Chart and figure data
***
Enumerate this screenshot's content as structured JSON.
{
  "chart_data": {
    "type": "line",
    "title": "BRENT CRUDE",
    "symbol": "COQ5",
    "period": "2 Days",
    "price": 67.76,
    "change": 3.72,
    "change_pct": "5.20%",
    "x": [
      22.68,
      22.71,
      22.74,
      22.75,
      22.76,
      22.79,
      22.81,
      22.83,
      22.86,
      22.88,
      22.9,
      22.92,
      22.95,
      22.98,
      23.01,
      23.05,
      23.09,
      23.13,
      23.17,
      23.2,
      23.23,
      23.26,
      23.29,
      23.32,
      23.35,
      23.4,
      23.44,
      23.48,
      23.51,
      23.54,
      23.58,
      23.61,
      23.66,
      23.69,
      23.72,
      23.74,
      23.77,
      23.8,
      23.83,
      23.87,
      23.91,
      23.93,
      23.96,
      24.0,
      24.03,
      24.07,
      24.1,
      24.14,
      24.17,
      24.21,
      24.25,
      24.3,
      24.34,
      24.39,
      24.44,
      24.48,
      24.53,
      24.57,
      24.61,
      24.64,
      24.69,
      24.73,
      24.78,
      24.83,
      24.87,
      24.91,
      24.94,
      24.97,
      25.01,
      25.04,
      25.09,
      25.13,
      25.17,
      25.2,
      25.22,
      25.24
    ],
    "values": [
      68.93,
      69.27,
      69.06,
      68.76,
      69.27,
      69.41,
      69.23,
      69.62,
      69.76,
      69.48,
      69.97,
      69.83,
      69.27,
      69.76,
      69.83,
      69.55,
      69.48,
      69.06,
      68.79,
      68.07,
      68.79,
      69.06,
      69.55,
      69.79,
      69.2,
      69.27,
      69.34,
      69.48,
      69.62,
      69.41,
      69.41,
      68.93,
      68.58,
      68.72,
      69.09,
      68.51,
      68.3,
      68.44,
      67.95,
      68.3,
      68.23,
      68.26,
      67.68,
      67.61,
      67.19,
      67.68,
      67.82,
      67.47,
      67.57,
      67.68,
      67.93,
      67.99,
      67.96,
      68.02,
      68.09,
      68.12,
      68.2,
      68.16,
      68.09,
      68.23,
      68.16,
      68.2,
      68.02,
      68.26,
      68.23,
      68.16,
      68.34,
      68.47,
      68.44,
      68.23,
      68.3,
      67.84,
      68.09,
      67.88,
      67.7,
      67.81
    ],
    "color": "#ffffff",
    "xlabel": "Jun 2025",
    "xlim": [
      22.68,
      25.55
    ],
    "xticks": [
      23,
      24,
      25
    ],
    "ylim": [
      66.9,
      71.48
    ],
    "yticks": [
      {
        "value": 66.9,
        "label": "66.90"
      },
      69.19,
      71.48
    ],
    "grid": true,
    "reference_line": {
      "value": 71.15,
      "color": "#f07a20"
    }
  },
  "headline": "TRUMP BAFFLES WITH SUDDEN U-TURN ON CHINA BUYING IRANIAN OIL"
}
***
** What this task involves **
Write out every line of the material again, exactly as it reads.

** Exercise result **
Enumerate this screenshot's content as structured JSON.
{
  "chart_data": {
    "type": "line",
    "title": "BRENT CRUDE",
    "symbol": "COQ5",
    "period": "2 Days",
    "price": 67.76,
    "change": 3.72,
    "change_pct": "5.20%",
    "x": [
      22.68,
      22.71,
      22.74,
      22.75,
      22.76,
      22.79,
      22.81,
      22.83,
      22.86,
      22.88,
      22.9,
      22.92,
      22.95,
      22.98,
      23.01,
      23.05,
      23.09,
      23.13,
      23.17,
      23.2,
      23.23,
      23.26,
      23.29,
      23.32,
      23.35,
      23.4,
      23.44,
      23.48,
      23.51,
      23.54,
      23.58,
      23.61,
      23.66,
      23.69,
      23.72,
      23.74,
      23.77,
      23.8,
      23.83,
      23.87,
      23.91,
      23.93,
      23.96,
      24.0,
      24.03,
      24.07,
      24.1,
      24.14,
      24.17,
      24.21,
      24.25,
      24.3,
      24.34,
      24.39,
      24.44,
      24.48,
      24.53,
      24.57,
      24.61,
      24.64,
      24.69,
      24.73,
      24.78,
      24.83,
      24.87,
      24.91,
      24.94,
      24.97,
      25.01,
      25.04,
      25.09,
      25.13,
      25.17,
      25.2,
      25.22,
      25.24
    ],
    "values": [
      68.93,
      69.27,
      69.06,
      68.76,
      69.27,
      69.41,
      69.23,
      69.62,
      69.76,
      69.48,
      69.97,
      69.83,
      69.27,
      69.76,
      69.83,
      69.55,
      69.48,
      69.06,
      68.79,
      68.07,
      68.79,
      69.06,
      69.55,
      69.79,
      69.2,
      69.27,
      69.34,
      69.48,
      69.62,
      69.41,
      69.41,
      68.93,
      68.58,
      68.72,
      69.09,
      68.51,
      68.3,
      68.44,
      67.95,
      68.3,
      68.23,
      68.26,
      67.68,
      67.61,
      67.19,
      67.68,
      67.82,
      67.47,
      67.57,
      67.68,
      67.93,
      67.99,
      67.96,
      68.02,
      68.09,
      68.12,
      68.2,
      68.16,
      68.09,
      68.23,
      68.16,
      68.2,
      68.02,
      68.26,
      68.23,
      68.16,
      68.34,
      68.47,
      68.44,
      68.23,
      68.3,
      67.84,
      68.09,
      67.88,
      67.7,
      67.81
    ],
    "color": "#ffffff",
    "xlabel": "Jun 2025",
    "xlim": [
      22.68,
      25.55
    ],
    "xticks": [
      23,
      24,
      25
    ],
    "ylim": [
      66.9,
      71.48
    ],
    "yticks": [
      {
        "value": 66.9,
        "label": "66.90"
      },
      69.19,
      71.48
    ],
    "grid": true,
    "reference_line": {
      "value": 71.15,
      "color": "#f07a20"
    }
  },
  "headline": "TRUMP BAFFLES WITH SUDDEN U-TURN ON CHINA BUYING IRANIAN OIL"
}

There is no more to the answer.